[Stored dataset items]
**********
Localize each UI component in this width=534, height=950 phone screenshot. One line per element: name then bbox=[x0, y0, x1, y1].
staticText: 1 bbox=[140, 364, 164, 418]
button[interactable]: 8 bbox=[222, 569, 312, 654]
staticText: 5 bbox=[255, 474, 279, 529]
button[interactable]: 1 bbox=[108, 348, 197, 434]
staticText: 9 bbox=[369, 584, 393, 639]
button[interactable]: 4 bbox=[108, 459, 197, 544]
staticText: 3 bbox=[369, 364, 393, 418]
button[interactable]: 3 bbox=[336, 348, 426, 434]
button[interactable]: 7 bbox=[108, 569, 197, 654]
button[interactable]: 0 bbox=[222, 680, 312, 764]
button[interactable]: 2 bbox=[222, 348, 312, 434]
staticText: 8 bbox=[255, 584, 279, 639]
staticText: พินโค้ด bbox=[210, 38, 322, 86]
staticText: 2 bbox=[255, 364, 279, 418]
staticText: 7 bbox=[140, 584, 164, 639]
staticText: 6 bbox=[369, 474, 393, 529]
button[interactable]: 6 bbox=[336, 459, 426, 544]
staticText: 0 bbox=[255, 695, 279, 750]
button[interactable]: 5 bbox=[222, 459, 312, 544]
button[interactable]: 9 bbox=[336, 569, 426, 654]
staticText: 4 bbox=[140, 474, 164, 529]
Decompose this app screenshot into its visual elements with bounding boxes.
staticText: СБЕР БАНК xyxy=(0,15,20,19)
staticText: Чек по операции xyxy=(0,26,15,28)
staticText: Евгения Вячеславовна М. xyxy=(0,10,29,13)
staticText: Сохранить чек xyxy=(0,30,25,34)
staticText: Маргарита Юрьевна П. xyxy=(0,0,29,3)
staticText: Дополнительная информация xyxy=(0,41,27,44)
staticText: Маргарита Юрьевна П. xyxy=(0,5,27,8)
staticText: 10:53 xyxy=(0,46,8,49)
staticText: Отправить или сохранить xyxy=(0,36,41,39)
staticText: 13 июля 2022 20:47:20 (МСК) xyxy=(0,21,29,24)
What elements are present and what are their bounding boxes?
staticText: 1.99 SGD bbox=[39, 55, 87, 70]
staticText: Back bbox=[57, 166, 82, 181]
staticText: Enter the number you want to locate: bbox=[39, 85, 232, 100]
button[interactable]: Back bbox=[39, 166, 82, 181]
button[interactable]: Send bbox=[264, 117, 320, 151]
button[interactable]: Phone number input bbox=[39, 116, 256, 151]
**********
■ **What you have to do**
Copy out every record above, line by line, with no changes to any character.

■ **Solution**
Localize each UI component in this width=534, height=950 phone screenshot. One line per element: name then bbox=[x0, y0, x1, y1].
staticText: 1 bbox=[140, 364, 164, 418]
button[interactable]: 8 bbox=[222, 569, 312, 654]
staticText: 5 bbox=[255, 474, 279, 529]
button[interactable]: 1 bbox=[108, 348, 197, 434]
staticText: 9 bbox=[369, 584, 393, 639]
button[interactable]: 4 bbox=[108, 459, 197, 544]
staticText: 3 bbox=[369, 364, 393, 418]
button[interactable]: 3 bbox=[336, 348, 426, 434]
button[interactable]: 7 bbox=[108, 569, 197, 654]
button[interactable]: 0 bbox=[222, 680, 312, 764]
button[interactable]: 2 bbox=[222, 348, 312, 434]
staticText: 8 bbox=[255, 584, 279, 639]
staticText: พินโค้ด bbox=[210, 38, 322, 86]
staticText: 2 bbox=[255, 364, 279, 418]
staticText: 7 bbox=[140, 584, 164, 639]
staticText: 6 bbox=[369, 474, 393, 529]
button[interactable]: 6 bbox=[336, 459, 426, 544]
staticText: 0 bbox=[255, 695, 279, 750]
button[interactable]: 5 bbox=[222, 459, 312, 544]
button[interactable]: 9 bbox=[336, 569, 426, 654]
staticText: 4 bbox=[140, 474, 164, 529]
Decompose this app screenshot into its visual elements with bounding boxes.
staticText: СБЕР БАНК xyxy=(0,15,20,19)
staticText: Чек по операции xyxy=(0,26,15,28)
staticText: Евгения Вячеславовна М. xyxy=(0,10,29,13)
staticText: Сохранить чек xyxy=(0,30,25,34)
staticText: Маргарита Юрьевна П. xyxy=(0,0,29,3)
staticText: Дополнительная информация xyxy=(0,41,27,44)
staticText: Маргарита Юрьевна П. xyxy=(0,5,27,8)
staticText: 10:53 xyxy=(0,46,8,49)
staticText: Отправить или сохранить xyxy=(0,36,41,39)
staticText: 13 июля 2022 20:47:20 (МСК) xyxy=(0,21,29,24)
What elements are present and what are their bounding boxes?
staticText: 1.99 SGD bbox=[39, 55, 87, 70]
staticText: Back bbox=[57, 166, 82, 181]
staticText: Enter the number you want to locate: bbox=[39, 85, 232, 100]
button[interactable]: Back bbox=[39, 166, 82, 181]
button[interactable]: Send bbox=[264, 117, 320, 151]
button[interactable]: Phone number input bbox=[39, 116, 256, 151]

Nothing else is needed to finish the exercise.